- _Task brief_
Return only these lines: the one that contains "Read out every word on this page." and every line after it through the end of the listing, exactly, without pictures.

▶

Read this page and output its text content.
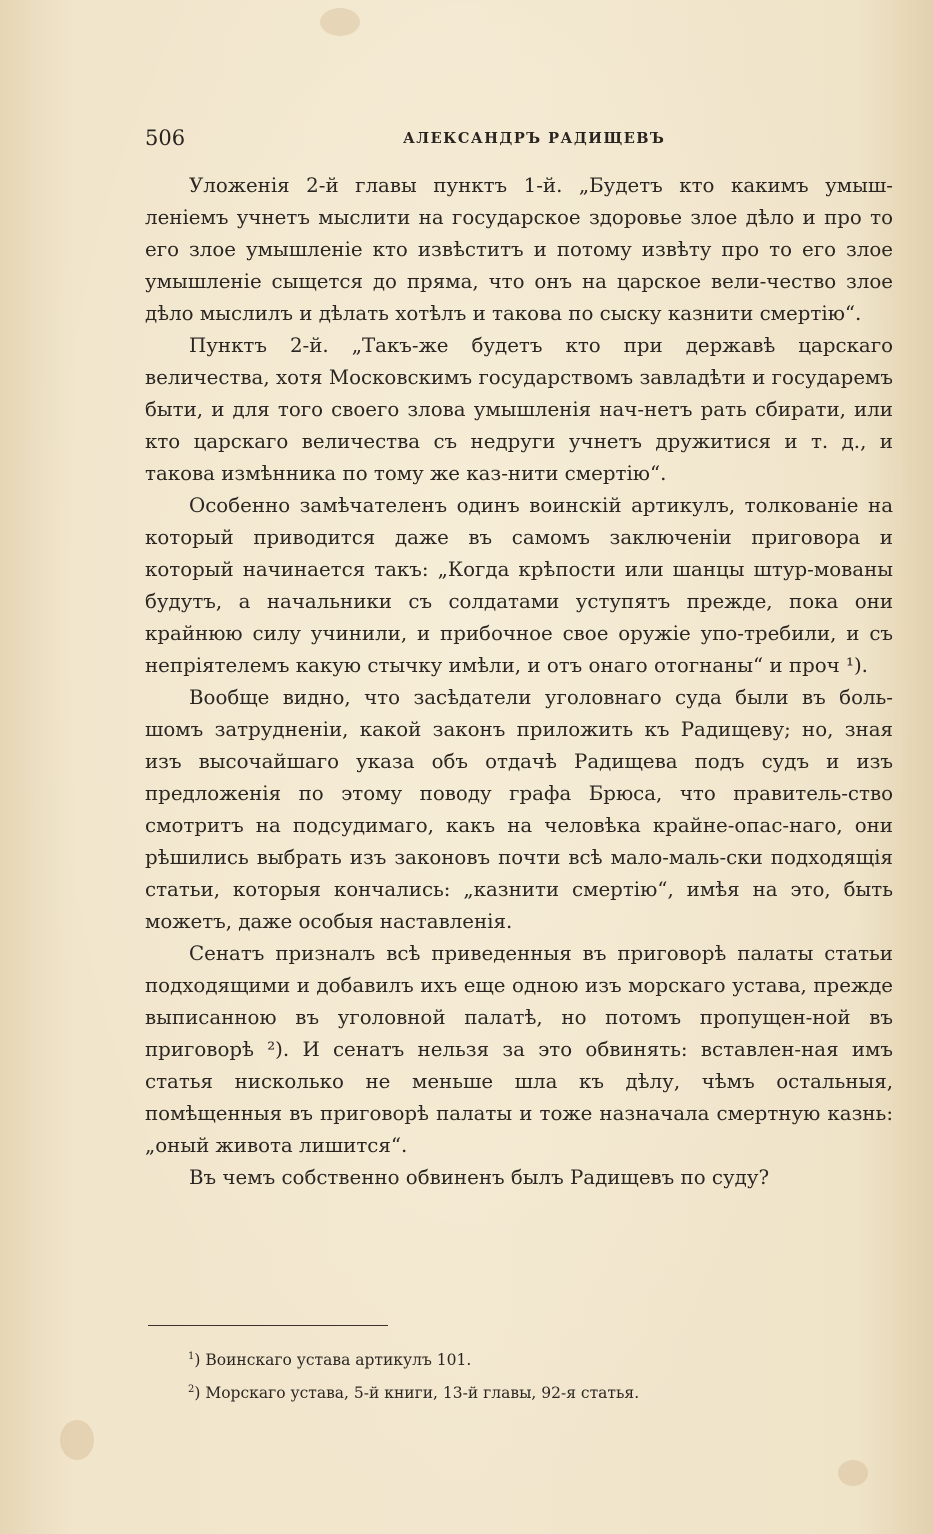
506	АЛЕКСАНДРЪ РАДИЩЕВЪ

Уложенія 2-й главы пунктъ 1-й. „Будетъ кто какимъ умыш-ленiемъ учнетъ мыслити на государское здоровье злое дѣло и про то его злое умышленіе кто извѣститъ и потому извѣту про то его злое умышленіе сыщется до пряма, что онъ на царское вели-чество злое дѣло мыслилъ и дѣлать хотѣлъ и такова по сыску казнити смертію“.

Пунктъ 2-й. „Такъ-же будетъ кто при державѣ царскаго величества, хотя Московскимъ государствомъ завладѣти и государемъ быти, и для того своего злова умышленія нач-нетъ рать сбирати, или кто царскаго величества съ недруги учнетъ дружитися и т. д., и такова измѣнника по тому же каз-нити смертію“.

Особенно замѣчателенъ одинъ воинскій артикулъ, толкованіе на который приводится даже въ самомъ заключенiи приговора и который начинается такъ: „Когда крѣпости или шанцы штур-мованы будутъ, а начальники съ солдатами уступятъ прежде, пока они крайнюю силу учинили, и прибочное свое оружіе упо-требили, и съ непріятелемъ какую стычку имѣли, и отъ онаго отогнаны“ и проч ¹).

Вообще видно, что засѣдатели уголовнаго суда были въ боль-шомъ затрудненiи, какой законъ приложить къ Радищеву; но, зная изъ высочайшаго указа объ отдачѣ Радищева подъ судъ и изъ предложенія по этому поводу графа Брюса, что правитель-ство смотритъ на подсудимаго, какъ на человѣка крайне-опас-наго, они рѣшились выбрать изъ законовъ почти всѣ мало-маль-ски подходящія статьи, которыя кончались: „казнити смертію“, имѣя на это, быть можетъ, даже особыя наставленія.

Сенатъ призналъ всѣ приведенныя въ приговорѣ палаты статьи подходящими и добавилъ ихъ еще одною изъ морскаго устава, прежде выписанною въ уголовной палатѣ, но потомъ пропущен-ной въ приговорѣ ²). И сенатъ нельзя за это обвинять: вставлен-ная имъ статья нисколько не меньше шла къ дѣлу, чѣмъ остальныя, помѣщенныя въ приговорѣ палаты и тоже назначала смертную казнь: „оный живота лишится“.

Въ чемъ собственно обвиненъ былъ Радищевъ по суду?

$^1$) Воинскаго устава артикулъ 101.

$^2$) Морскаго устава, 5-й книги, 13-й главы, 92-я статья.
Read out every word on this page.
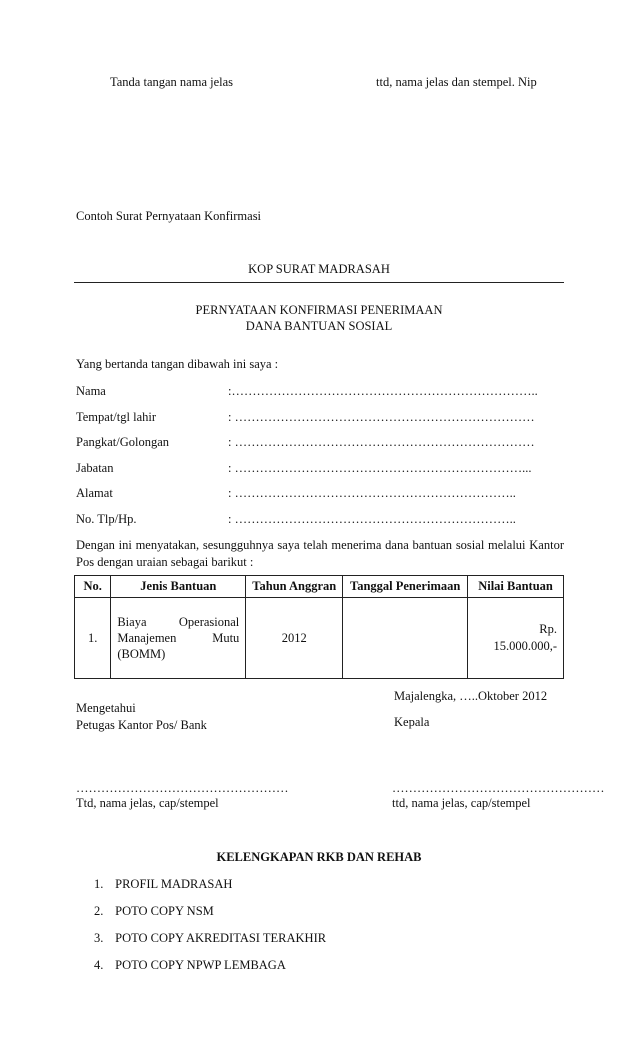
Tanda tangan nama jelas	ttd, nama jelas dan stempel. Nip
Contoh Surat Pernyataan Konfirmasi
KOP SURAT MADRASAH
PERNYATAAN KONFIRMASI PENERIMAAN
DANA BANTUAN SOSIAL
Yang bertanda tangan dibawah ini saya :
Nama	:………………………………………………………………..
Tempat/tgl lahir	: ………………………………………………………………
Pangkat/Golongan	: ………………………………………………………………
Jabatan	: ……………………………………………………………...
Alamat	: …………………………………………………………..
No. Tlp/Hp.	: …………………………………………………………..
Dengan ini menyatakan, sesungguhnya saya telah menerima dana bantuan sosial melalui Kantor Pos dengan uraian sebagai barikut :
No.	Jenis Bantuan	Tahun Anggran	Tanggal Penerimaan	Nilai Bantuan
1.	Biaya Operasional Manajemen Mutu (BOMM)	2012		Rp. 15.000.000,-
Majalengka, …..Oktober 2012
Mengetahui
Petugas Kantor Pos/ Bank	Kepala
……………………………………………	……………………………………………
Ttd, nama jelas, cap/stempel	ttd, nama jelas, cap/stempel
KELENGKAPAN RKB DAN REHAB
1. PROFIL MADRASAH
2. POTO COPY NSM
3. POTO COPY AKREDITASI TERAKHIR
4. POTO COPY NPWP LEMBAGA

◀

- _Answer in full_
Read out every word on this page.
Tanda tangan nama jelas	ttd, nama jelas dan stempel. Nip
Contoh Surat Pernyataan Konfirmasi
KOP SURAT MADRASAH
PERNYATAAN KONFIRMASI PENERIMAAN
DANA BANTUAN SOSIAL
Yang bertanda tangan dibawah ini saya :
Nama	:………………………………………………………………..
Tempat/tgl lahir	: ………………………………………………………………
Pangkat/Golongan	: ………………………………………………………………
Jabatan	: ……………………………………………………………...
Alamat	: …………………………………………………………..
No. Tlp/Hp.	: …………………………………………………………..
Dengan ini menyatakan, sesungguhnya saya telah menerima dana bantuan sosial melalui Kantor Pos dengan uraian sebagai barikut :
No.	Jenis Bantuan	Tahun Anggran	Tanggal Penerimaan	Nilai Bantuan
1.	Biaya Operasional Manajemen Mutu (BOMM)	2012		Rp. 15.000.000,-
Majalengka, …..Oktober 2012
Mengetahui
Petugas Kantor Pos/ Bank	Kepala
……………………………………………	……………………………………………
Ttd, nama jelas, cap/stempel	ttd, nama jelas, cap/stempel
KELENGKAPAN RKB DAN REHAB
1. PROFIL MADRASAH
2. POTO COPY NSM
3. POTO COPY AKREDITASI TERAKHIR
4. POTO COPY NPWP LEMBAGA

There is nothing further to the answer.